The 3000 received a good review at the USRSA site. It has a 4 point mounting system which is typical of Prince machines. But the mount system is very solid.

Alpha has a 6 point system. I don't know if the Orbitor has been upgraded to a floating system similar to the Babolat mounts. Maybe Gaines will jump in or you could contact Mark again and ask him.

Both have good customer service. The Prince is a good looking machine also.

Again, either machine will serve you well.

I guess I should have read further down on the postings. I see Gaines answered some of the questions.

David

RD 12-17-2004 01:45 PM

Best Stringing Machine for $3500 of Less
 
David,

Thanks again for your comments. Yes, the Alpha Orabitor SE has the same six point suspension system that is on the Alpha Apex, recommended by Gaines Hillix. I did receive a report that the Orbitor SE is an excellent machine from someone who had posted an inquiry about it some time ago on the GSS forum, but didn't receive any replies. He emailed back that he really likes the machine for use in his shop.

Unfortunately, I haven't been able to locate any Orbitor SE machine to look at in Southern California. I've learned that only about fifteen have been sold so far, but that number should increase when Alpha does some promotional things they have planned.

I did see a Prince 3000 in a store in Woodland Hills, about 25 miles away. I learned that a buyer for the store where I bought several pairs of skiis and a Kennex Black Ace racquet years ago, selected the Prince 3000 over the Alpha Orbitor SE, as the machine to replace the Babolat Star 3 machines that are in most of their stores, including the one here in Valencia. I understand that they looked at the Babolat Sensor, but felt that it was more than they wanted to spend.

I am very impressed with the Prince 3000. It really looks like a professional quality machine. The tension head is about twice the size of the Prince 2000, a discontinued machine that cost a thousand dollars more. Also, the 3000 has a cooling fan in the tension head to keep it running cool for a long time.

The four point mounting system is extremely easy to operate, and seems very secure. The adjustment parts are made out of heavy duty materials, and are very convenient and quick to use. The electronic controls for the tensioning head are very clear, easy to read and easy to use. The button to pull and release tension is a good size and is right there to hit. But, if you prefer, there is a foot pedal to use and keep both hands free.

The Prince 3000 has three pulling speeds, for different types of strings, a prestretch feature if you want to use it, three presets for your most used tensions, a single time 10% increase of tension for the last pull before tying a knot, an automatic turntable brake, that can be switched to manual, if you don't want to use it on automatic, and a very convenient crank built in to the top of the platform that makes raising or lowering the machine quite easy. It seems to me that this is a very nice feature that I don't see on the other machines I have considered. I brought a measuring tape and found that the 3000 does go up to 48 inches, which I feel is just about right for me.

The clamps I saw on the Prince 3000 were actually made for a 2000 machine, because the manager of the tennis department was familiar with the 2000 clamps and had an extra pair. The clamps that come with the 3000 are a bit larger, and are reported to close on a very slight angle, but to work very well. The new clamps on the 3000 even have two adjustment screws to adjust the closing distance from the string on each side, in addition to the regular adjustment knob for the whole clamp. I'd never heard of that before. The clamp bases move very smoothly, and close easily, but are a bit harder to release than the ones that were on the Prince 2000. I'm trying to locate a machine that has the 3000 clamps, so I can take a look at them.

_Short task a_.
Answer these questions from the forum post:
(i) How many mounting points does the Alpha system have?
(ii) How many pulling speeds does the Prince 3000 offer?
(iii) What height did the measuring tape show the 3000 can reach?

_Provided entries_.
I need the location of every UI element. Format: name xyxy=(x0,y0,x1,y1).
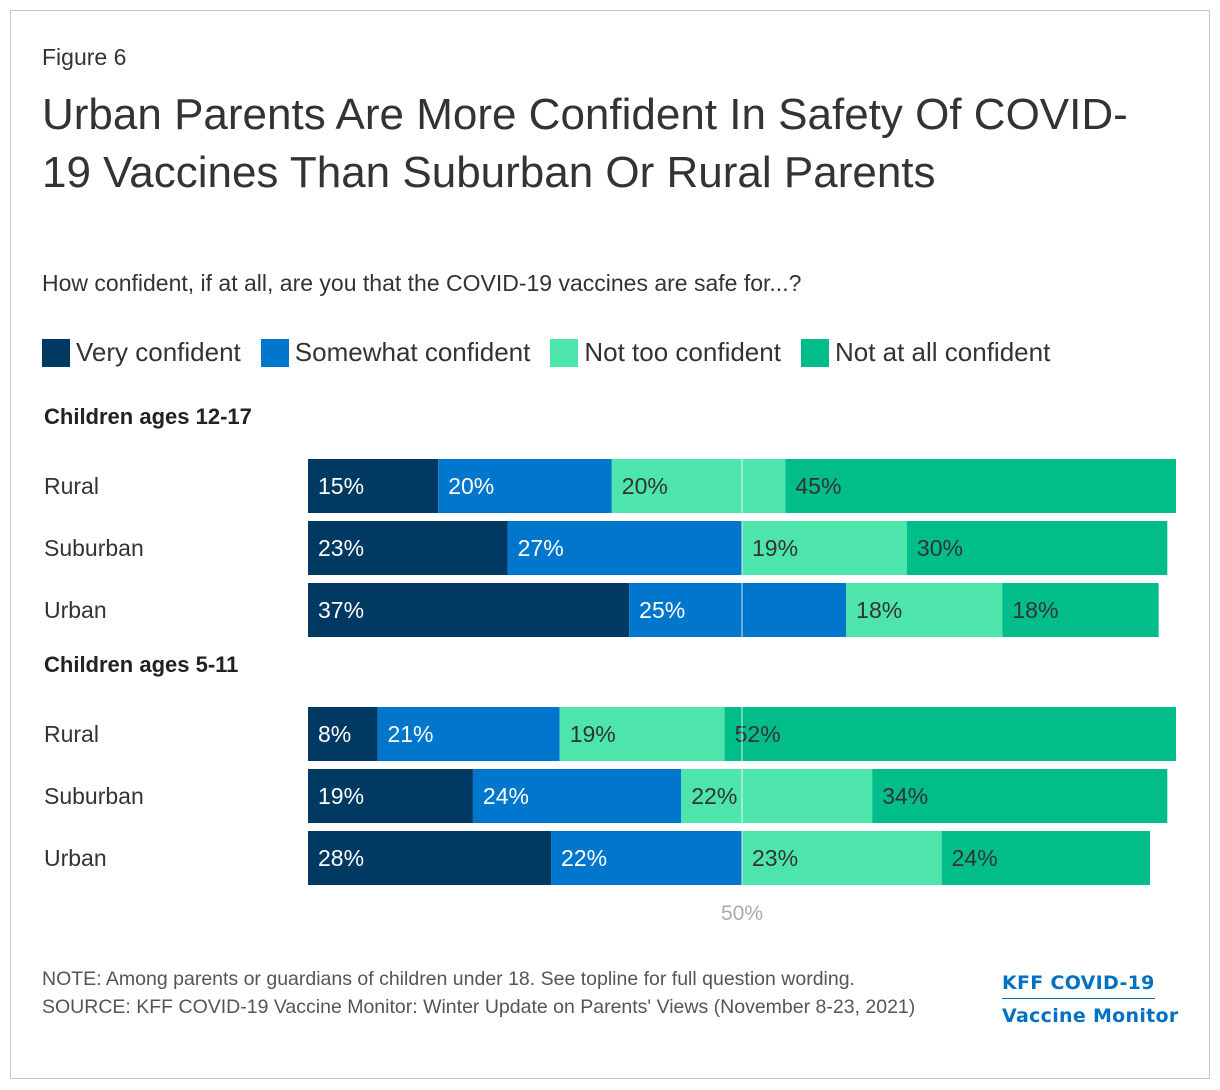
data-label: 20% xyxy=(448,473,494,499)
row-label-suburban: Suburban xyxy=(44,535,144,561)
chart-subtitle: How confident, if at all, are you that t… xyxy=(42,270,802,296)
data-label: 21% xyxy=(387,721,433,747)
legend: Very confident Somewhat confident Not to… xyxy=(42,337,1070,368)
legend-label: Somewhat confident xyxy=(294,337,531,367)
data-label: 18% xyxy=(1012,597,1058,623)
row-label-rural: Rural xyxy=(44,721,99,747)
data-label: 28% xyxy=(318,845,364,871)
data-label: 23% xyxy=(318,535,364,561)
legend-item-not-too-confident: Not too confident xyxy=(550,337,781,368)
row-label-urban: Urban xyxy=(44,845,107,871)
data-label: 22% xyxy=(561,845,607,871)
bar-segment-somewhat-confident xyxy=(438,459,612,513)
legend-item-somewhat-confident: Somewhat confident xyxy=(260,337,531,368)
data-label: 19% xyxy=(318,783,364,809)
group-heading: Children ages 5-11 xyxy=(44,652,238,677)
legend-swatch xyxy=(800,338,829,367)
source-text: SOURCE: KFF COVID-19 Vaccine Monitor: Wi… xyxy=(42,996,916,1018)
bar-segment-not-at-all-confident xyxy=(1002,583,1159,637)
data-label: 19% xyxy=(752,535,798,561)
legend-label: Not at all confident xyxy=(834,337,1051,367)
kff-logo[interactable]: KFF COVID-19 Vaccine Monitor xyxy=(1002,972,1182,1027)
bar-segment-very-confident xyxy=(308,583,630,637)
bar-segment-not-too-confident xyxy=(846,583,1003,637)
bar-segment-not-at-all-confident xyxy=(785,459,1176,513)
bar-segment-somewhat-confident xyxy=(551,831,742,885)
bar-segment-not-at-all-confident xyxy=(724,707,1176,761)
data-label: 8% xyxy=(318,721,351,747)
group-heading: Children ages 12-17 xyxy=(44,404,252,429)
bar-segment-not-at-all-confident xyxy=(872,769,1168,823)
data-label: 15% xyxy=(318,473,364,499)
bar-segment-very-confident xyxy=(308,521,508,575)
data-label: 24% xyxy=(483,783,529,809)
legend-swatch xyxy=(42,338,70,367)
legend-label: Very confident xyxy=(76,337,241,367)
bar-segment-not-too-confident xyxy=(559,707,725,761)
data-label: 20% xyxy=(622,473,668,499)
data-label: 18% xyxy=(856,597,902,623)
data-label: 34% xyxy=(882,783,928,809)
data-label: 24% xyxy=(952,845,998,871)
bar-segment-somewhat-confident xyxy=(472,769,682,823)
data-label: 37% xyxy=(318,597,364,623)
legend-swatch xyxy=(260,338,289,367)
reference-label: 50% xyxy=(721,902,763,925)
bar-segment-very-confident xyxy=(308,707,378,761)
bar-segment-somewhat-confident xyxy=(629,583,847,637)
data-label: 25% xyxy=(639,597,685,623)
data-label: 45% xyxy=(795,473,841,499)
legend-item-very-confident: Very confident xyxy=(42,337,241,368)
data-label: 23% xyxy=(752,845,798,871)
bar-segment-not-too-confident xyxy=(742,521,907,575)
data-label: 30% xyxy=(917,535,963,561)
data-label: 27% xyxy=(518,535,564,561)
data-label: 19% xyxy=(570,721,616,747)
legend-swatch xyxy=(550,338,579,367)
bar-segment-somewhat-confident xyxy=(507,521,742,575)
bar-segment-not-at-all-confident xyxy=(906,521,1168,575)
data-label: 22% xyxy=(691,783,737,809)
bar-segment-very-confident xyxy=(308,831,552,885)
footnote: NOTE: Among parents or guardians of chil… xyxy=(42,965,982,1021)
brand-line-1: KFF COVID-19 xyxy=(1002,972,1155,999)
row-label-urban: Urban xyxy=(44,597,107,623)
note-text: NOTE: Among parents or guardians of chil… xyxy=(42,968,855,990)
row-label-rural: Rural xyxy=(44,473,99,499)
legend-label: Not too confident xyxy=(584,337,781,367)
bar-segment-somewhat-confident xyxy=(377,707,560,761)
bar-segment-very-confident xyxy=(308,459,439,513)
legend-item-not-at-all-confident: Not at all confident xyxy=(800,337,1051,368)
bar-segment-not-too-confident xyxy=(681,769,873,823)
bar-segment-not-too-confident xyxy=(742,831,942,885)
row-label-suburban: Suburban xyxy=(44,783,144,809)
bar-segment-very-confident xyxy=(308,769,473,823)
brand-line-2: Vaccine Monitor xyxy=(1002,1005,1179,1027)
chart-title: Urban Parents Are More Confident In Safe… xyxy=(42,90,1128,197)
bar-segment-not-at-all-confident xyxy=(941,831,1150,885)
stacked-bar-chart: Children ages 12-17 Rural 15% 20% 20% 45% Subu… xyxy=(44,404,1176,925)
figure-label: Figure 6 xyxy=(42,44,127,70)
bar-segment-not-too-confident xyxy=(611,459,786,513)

---

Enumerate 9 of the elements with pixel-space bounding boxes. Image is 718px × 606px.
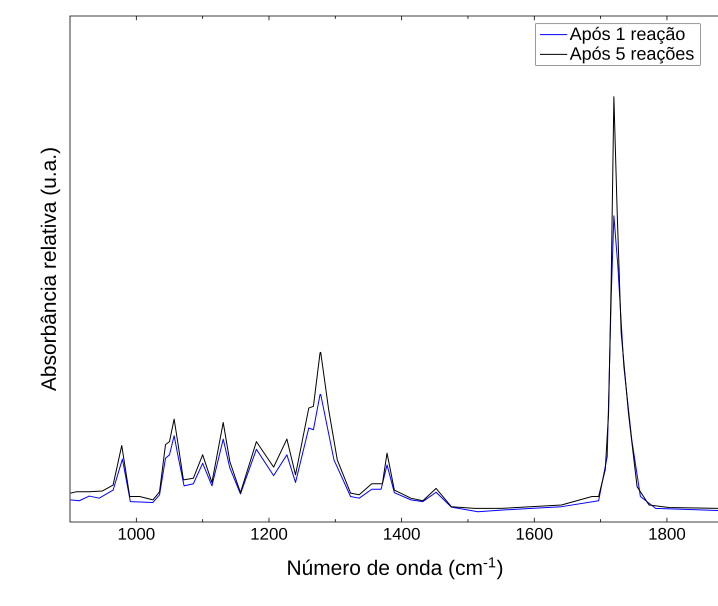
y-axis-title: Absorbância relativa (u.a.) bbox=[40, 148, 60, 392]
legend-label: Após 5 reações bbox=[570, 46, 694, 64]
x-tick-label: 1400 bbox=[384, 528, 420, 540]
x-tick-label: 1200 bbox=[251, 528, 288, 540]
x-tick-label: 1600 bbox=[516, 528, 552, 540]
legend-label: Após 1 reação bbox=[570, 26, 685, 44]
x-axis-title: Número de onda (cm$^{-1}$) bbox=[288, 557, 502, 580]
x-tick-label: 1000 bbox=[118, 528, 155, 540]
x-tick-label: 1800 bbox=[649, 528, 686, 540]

_Short task b_. In the listing, start at the line that has "I need the location" and end with the line that has "bar-segment-very-confident xyxy=(308,583,630,637)". Reproduce only those lines with "data-label" swapped for "value-label", and omit the pictures.

_Written solution a_.
(i) Six.
(ii) Three.
(iii) 48 inches.

_Written solution b_.
I need the location of every UI element. Format: name xyxy=(x0,y0,x1,y1).
value-label: 20% xyxy=(448,473,494,499)
row-label-suburban: Suburban xyxy=(44,535,144,561)
chart-subtitle: How confident, if at all, are you that t… xyxy=(42,270,802,296)
value-label: 21% xyxy=(387,721,433,747)
legend: Very confident Somewhat confident Not to… xyxy=(42,337,1070,368)
legend-label: Somewhat confident xyxy=(294,337,531,367)
value-label: 18% xyxy=(1012,597,1058,623)
row-label-rural: Rural xyxy=(44,721,99,747)
value-label: 28% xyxy=(318,845,364,871)
value-label: 23% xyxy=(318,535,364,561)
legend-item-not-too-confident: Not too confident xyxy=(550,337,781,368)
row-label-urban: Urban xyxy=(44,845,107,871)
value-label: 22% xyxy=(561,845,607,871)
bar-segment-somewhat-confident xyxy=(438,459,612,513)
legend-item-somewhat-confident: Somewhat confident xyxy=(260,337,531,368)
value-label: 19% xyxy=(318,783,364,809)
group-heading: Children ages 5-11 xyxy=(44,652,238,677)
legend-swatch xyxy=(800,338,829,367)
source-text: SOURCE: KFF COVID-19 Vaccine Monitor: Wi… xyxy=(42,996,916,1018)
bar-segment-not-at-all-confident xyxy=(1002,583,1159,637)
value-label: 19% xyxy=(752,535,798,561)
legend-label: Not at all confident xyxy=(834,337,1051,367)
kff-logo[interactable]: KFF COVID-19 Vaccine Monitor xyxy=(1002,972,1182,1027)
bar-segment-very-confident xyxy=(308,583,630,637)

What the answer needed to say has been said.